Dataset listings of figures>
--- begin ---

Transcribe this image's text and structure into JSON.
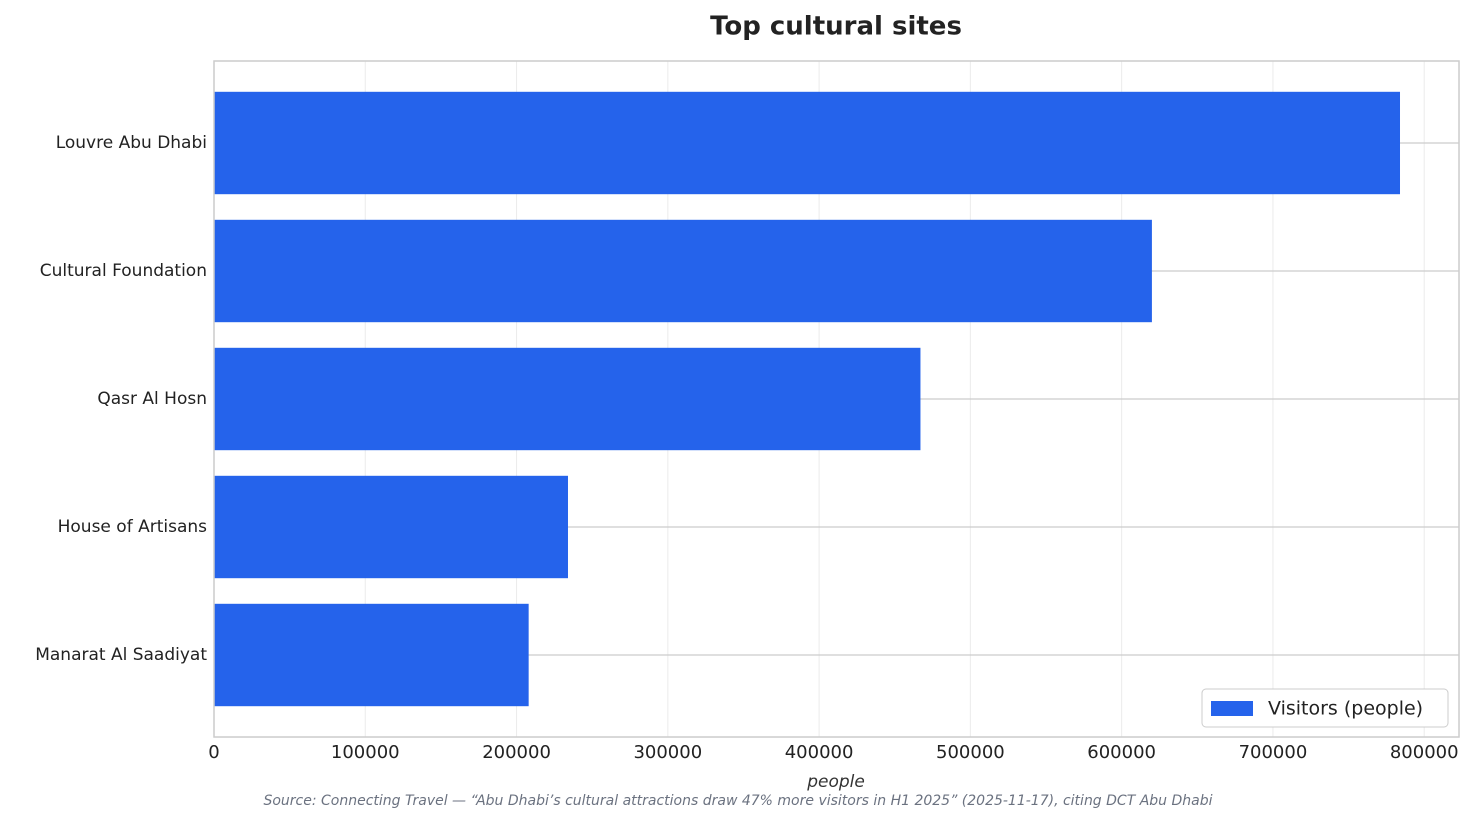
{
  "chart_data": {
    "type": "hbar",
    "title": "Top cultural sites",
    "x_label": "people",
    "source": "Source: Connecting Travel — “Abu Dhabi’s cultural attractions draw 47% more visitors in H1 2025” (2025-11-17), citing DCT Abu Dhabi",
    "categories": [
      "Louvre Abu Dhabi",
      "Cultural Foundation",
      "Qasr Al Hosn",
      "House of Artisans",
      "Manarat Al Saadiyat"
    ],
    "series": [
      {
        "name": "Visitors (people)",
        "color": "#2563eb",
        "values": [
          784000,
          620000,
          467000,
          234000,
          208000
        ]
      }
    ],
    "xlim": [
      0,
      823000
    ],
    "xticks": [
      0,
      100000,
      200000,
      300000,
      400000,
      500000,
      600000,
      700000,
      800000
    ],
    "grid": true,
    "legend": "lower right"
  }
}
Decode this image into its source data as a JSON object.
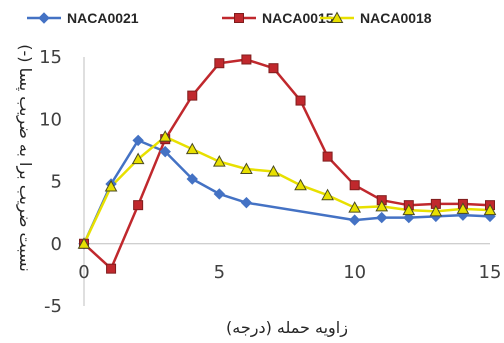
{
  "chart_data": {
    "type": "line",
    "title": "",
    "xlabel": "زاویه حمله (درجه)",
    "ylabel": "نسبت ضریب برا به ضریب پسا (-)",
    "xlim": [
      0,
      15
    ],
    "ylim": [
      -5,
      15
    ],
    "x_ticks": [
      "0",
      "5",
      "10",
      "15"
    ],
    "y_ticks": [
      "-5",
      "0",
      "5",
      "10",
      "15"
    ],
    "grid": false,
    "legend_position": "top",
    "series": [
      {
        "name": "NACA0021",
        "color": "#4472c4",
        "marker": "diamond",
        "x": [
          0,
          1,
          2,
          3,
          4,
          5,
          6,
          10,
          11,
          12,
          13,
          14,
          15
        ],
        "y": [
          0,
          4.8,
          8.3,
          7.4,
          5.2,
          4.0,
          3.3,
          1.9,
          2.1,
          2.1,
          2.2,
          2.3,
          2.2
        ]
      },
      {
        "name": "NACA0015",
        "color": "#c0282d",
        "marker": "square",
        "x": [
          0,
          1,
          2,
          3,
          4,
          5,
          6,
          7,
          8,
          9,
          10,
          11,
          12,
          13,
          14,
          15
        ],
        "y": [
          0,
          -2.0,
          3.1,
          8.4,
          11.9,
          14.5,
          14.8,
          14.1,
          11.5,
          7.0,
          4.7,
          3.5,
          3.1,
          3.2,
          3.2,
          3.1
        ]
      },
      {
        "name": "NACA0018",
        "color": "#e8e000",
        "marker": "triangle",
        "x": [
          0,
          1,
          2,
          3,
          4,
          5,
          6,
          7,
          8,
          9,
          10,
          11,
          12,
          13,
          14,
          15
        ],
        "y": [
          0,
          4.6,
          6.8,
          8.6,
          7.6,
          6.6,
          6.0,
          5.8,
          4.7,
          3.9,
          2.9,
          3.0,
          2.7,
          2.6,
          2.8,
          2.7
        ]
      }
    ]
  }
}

--- end ---

WHAT YOU ARE ASKED TO DO> Without the pictures, extract every entry verbatim.

SOLUTION TO THIS TASK>
Transcribe this image's text and structure into JSON.
{
  "chart_data": {
    "type": "hbar",
    "title": "Top cultural sites",
    "x_label": "people",
    "source": "Source: Connecting Travel — “Abu Dhabi’s cultural attractions draw 47% more visitors in H1 2025” (2025-11-17), citing DCT Abu Dhabi",
    "categories": [
      "Louvre Abu Dhabi",
      "Cultural Foundation",
      "Qasr Al Hosn",
      "House of Artisans",
      "Manarat Al Saadiyat"
    ],
    "series": [
      {
        "name": "Visitors (people)",
        "color": "#2563eb",
        "values": [
          784000,
          620000,
          467000,
          234000,
          208000
        ]
      }
    ],
    "xlim": [
      0,
      823000
    ],
    "xticks": [
      0,
      100000,
      200000,
      300000,
      400000,
      500000,
      600000,
      700000,
      800000
    ],
    "grid": true,
    "legend": "lower right"
  }
}
Decode this image into its source data as a JSON object.
{
  "chart_data": {
    "type": "line",
    "title": "",
    "xlabel": "زاویه حمله (درجه)",
    "ylabel": "نسبت ضریب برا به ضریب پسا (-)",
    "xlim": [
      0,
      15
    ],
    "ylim": [
      -5,
      15
    ],
    "x_ticks": [
      "0",
      "5",
      "10",
      "15"
    ],
    "y_ticks": [
      "-5",
      "0",
      "5",
      "10",
      "15"
    ],
    "grid": false,
    "legend_position": "top",
    "series": [
      {
        "name": "NACA0021",
        "color": "#4472c4",
        "marker": "diamond",
        "x": [
          0,
          1,
          2,
          3,
          4,
          5,
          6,
          10,
          11,
          12,
          13,
          14,
          15
        ],
        "y": [
          0,
          4.8,
          8.3,
          7.4,
          5.2,
          4.0,
          3.3,
          1.9,
          2.1,
          2.1,
          2.2,
          2.3,
          2.2
        ]
      },
      {
        "name": "NACA0015",
        "color": "#c0282d",
        "marker": "square",
        "x": [
          0,
          1,
          2,
          3,
          4,
          5,
          6,
          7,
          8,
          9,
          10,
          11,
          12,
          13,
          14,
          15
        ],
        "y": [
          0,
          -2.0,
          3.1,
          8.4,
          11.9,
          14.5,
          14.8,
          14.1,
          11.5,
          7.0,
          4.7,
          3.5,
          3.1,
          3.2,
          3.2,
          3.1
        ]
      },
      {
        "name": "NACA0018",
        "color": "#e8e000",
        "marker": "triangle",
        "x": [
          0,
          1,
          2,
          3,
          4,
          5,
          6,
          7,
          8,
          9,
          10,
          11,
          12,
          13,
          14,
          15
        ],
        "y": [
          0,
          4.6,
          6.8,
          8.6,
          7.6,
          6.6,
          6.0,
          5.8,
          4.7,
          3.9,
          2.9,
          3.0,
          2.7,
          2.6,
          2.8,
          2.7
        ]
      }
    ]
  }
}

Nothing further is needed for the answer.